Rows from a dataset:
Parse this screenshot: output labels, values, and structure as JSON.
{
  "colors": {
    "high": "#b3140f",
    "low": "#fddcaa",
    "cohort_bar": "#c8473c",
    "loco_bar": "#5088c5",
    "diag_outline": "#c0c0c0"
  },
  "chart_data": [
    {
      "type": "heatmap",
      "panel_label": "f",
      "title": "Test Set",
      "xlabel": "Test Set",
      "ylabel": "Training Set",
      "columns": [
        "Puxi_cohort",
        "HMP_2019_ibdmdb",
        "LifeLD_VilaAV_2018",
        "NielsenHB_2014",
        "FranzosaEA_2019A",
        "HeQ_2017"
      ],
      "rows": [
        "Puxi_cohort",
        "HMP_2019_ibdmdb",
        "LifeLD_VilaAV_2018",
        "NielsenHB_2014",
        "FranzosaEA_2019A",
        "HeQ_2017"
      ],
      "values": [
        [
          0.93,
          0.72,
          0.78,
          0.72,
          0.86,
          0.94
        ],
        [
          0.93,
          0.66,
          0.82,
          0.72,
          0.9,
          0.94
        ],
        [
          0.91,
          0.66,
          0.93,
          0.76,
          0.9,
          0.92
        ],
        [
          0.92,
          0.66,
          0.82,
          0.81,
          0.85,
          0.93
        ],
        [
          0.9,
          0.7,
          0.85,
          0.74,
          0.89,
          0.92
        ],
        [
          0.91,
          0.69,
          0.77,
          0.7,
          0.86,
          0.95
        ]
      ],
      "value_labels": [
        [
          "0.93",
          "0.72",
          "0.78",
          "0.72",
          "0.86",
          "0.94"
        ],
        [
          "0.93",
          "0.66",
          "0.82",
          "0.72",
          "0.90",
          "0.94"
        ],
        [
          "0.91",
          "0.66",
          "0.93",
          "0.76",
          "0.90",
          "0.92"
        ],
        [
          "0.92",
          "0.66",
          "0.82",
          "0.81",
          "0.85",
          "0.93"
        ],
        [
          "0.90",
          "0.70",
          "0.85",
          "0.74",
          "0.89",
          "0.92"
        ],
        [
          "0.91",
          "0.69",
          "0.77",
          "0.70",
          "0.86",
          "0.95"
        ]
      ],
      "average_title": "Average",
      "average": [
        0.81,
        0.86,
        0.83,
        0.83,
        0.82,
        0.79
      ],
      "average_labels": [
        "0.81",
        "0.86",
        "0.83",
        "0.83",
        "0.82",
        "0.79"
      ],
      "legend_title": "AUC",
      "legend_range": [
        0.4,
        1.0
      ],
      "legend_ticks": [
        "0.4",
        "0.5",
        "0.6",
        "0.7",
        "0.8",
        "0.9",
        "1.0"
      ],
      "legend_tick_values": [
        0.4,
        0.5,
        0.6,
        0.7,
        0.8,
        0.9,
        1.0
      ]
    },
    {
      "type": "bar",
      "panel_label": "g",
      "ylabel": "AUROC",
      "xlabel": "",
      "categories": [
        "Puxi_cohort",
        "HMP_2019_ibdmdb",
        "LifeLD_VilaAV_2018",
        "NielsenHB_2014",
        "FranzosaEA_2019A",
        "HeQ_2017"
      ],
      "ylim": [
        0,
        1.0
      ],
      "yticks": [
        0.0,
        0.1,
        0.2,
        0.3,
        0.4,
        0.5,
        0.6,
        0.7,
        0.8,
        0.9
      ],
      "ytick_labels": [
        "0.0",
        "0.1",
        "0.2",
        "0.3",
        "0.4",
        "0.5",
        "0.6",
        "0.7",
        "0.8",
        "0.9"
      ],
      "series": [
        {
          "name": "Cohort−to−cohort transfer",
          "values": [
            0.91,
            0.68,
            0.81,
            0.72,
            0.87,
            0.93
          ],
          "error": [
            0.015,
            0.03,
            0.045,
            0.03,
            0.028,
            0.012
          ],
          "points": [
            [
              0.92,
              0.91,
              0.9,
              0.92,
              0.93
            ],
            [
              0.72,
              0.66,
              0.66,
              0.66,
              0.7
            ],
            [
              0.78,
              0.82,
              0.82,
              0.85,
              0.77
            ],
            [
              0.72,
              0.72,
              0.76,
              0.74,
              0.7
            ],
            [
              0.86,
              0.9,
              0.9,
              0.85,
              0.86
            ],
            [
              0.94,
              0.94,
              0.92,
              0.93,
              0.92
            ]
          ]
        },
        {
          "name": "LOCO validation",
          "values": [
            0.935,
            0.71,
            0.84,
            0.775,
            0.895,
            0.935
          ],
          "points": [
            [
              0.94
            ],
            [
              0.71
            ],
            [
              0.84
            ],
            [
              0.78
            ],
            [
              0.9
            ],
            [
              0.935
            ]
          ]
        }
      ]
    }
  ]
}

Short problem> Copy each record from above exactly, and include every line.

Full answer>
Parse this screenshot: output labels, values, and structure as JSON.
{
  "colors": {
    "high": "#b3140f",
    "low": "#fddcaa",
    "cohort_bar": "#c8473c",
    "loco_bar": "#5088c5",
    "diag_outline": "#c0c0c0"
  },
  "chart_data": [
    {
      "type": "heatmap",
      "panel_label": "f",
      "title": "Test Set",
      "xlabel": "Test Set",
      "ylabel": "Training Set",
      "columns": [
        "Puxi_cohort",
        "HMP_2019_ibdmdb",
        "LifeLD_VilaAV_2018",
        "NielsenHB_2014",
        "FranzosaEA_2019A",
        "HeQ_2017"
      ],
      "rows": [
        "Puxi_cohort",
        "HMP_2019_ibdmdb",
        "LifeLD_VilaAV_2018",
        "NielsenHB_2014",
        "FranzosaEA_2019A",
        "HeQ_2017"
      ],
      "values": [
        [
          0.93,
          0.72,
          0.78,
          0.72,
          0.86,
          0.94
        ],
        [
          0.93,
          0.66,
          0.82,
          0.72,
          0.9,
          0.94
        ],
        [
          0.91,
          0.66,
          0.93,
          0.76,
          0.9,
          0.92
        ],
        [
          0.92,
          0.66,
          0.82,
          0.81,
          0.85,
          0.93
        ],
        [
          0.9,
          0.7,
          0.85,
          0.74,
          0.89,
          0.92
        ],
        [
          0.91,
          0.69,
          0.77,
          0.7,
          0.86,
          0.95
        ]
      ],
      "value_labels": [
        [
          "0.93",
          "0.72",
          "0.78",
          "0.72",
          "0.86",
          "0.94"
        ],
        [
          "0.93",
          "0.66",
          "0.82",
          "0.72",
          "0.90",
          "0.94"
        ],
        [
          "0.91",
          "0.66",
          "0.93",
          "0.76",
          "0.90",
          "0.92"
        ],
        [
          "0.92",
          "0.66",
          "0.82",
          "0.81",
          "0.85",
          "0.93"
        ],
        [
          "0.90",
          "0.70",
          "0.85",
          "0.74",
          "0.89",
          "0.92"
        ],
        [
          "0.91",
          "0.69",
          "0.77",
          "0.70",
          "0.86",
          "0.95"
        ]
      ],
      "average_title": "Average",
      "average": [
        0.81,
        0.86,
        0.83,
        0.83,
        0.82,
        0.79
      ],
      "average_labels": [
        "0.81",
        "0.86",
        "0.83",
        "0.83",
        "0.82",
        "0.79"
      ],
      "legend_title": "AUC",
      "legend_range": [
        0.4,
        1.0
      ],
      "legend_ticks": [
        "0.4",
        "0.5",
        "0.6",
        "0.7",
        "0.8",
        "0.9",
        "1.0"
      ],
      "legend_tick_values": [
        0.4,
        0.5,
        0.6,
        0.7,
        0.8,
        0.9,
        1.0
      ]
    },
    {
      "type": "bar",
      "panel_label": "g",
      "ylabel": "AUROC",
      "xlabel": "",
      "categories": [
        "Puxi_cohort",
        "HMP_2019_ibdmdb",
        "LifeLD_VilaAV_2018",
        "NielsenHB_2014",
        "FranzosaEA_2019A",
        "HeQ_2017"
      ],
      "ylim": [
        0,
        1.0
      ],
      "yticks": [
        0.0,
        0.1,
        0.2,
        0.3,
        0.4,
        0.5,
        0.6,
        0.7,
        0.8,
        0.9
      ],
      "ytick_labels": [
        "0.0",
        "0.1",
        "0.2",
        "0.3",
        "0.4",
        "0.5",
        "0.6",
        "0.7",
        "0.8",
        "0.9"
      ],
      "series": [
        {
          "name": "Cohort−to−cohort transfer",
          "values": [
            0.91,
            0.68,
            0.81,
            0.72,
            0.87,
            0.93
          ],
          "error": [
            0.015,
            0.03,
            0.045,
            0.03,
            0.028,
            0.012
          ],
          "points": [
            [
              0.92,
              0.91,
              0.9,
              0.92,
              0.93
            ],
            [
              0.72,
              0.66,
              0.66,
              0.66,
              0.7
            ],
            [
              0.78,
              0.82,
              0.82,
              0.85,
              0.77
            ],
            [
              0.72,
              0.72,
              0.76,
              0.74,
              0.7
            ],
            [
              0.86,
              0.9,
              0.9,
              0.85,
              0.86
            ],
            [
              0.94,
              0.94,
              0.92,
              0.93,
              0.92
            ]
          ]
        },
        {
          "name": "LOCO validation",
          "values": [
            0.935,
            0.71,
            0.84,
            0.775,
            0.895,
            0.935
          ],
          "points": [
            [
              0.94
            ],
            [
              0.71
            ],
            [
              0.84
            ],
            [
              0.78
            ],
            [
              0.9
            ],
            [
              0.935
            ]
          ]
        }
      ]
    }
  ]
}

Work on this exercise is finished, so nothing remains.